## Written task
Are you able to retype all the records below exactly?
[BEGIN Given data]
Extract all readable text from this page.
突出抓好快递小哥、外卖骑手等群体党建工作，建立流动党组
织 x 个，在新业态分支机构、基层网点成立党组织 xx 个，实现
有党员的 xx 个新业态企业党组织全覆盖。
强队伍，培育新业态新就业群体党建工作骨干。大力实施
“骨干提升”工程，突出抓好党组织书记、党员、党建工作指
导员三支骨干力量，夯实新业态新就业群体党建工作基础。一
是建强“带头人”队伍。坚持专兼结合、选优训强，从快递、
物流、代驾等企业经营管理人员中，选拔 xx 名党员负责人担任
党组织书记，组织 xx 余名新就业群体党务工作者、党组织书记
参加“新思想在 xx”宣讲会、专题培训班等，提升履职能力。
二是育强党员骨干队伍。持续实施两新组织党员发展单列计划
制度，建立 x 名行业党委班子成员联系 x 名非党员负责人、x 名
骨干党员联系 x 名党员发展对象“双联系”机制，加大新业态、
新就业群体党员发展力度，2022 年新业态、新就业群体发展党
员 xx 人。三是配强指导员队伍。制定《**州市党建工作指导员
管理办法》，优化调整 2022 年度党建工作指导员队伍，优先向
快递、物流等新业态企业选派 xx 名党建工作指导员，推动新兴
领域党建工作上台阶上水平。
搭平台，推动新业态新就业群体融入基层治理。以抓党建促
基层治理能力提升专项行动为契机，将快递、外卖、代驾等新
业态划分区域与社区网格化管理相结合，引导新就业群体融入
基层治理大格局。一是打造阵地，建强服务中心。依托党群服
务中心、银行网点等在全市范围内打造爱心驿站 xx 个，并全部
[END Given data]
## Worked answer
Extract all readable text from this page.
突出抓好快递小哥、外卖骑手等群体党建工作，建立流动党组
织 x 个，在新业态分支机构、基层网点成立党组织 xx 个，实现
有党员的 xx 个新业态企业党组织全覆盖。
强队伍，培育新业态新就业群体党建工作骨干。大力实施
“骨干提升”工程，突出抓好党组织书记、党员、党建工作指
导员三支骨干力量，夯实新业态新就业群体党建工作基础。一
是建强“带头人”队伍。坚持专兼结合、选优训强，从快递、
物流、代驾等企业经营管理人员中，选拔 xx 名党员负责人担任
党组织书记，组织 xx 余名新就业群体党务工作者、党组织书记
参加“新思想在 xx”宣讲会、专题培训班等，提升履职能力。
二是育强党员骨干队伍。持续实施两新组织党员发展单列计划
制度，建立 x 名行业党委班子成员联系 x 名非党员负责人、x 名
骨干党员联系 x 名党员发展对象“双联系”机制，加大新业态、
新就业群体党员发展力度，2022 年新业态、新就业群体发展党
员 xx 人。三是配强指导员队伍。制定《**州市党建工作指导员
管理办法》，优化调整 2022 年度党建工作指导员队伍，优先向
快递、物流等新业态企业选派 xx 名党建工作指导员，推动新兴
领域党建工作上台阶上水平。
搭平台，推动新业态新就业群体融入基层治理。以抓党建促
基层治理能力提升专项行动为契机，将快递、外卖、代驾等新
业态划分区域与社区网格化管理相结合，引导新就业群体融入
基层治理大格局。一是打造阵地，建强服务中心。依托党群服
务中心、银行网点等在全市范围内打造爱心驿站 xx 个，并全部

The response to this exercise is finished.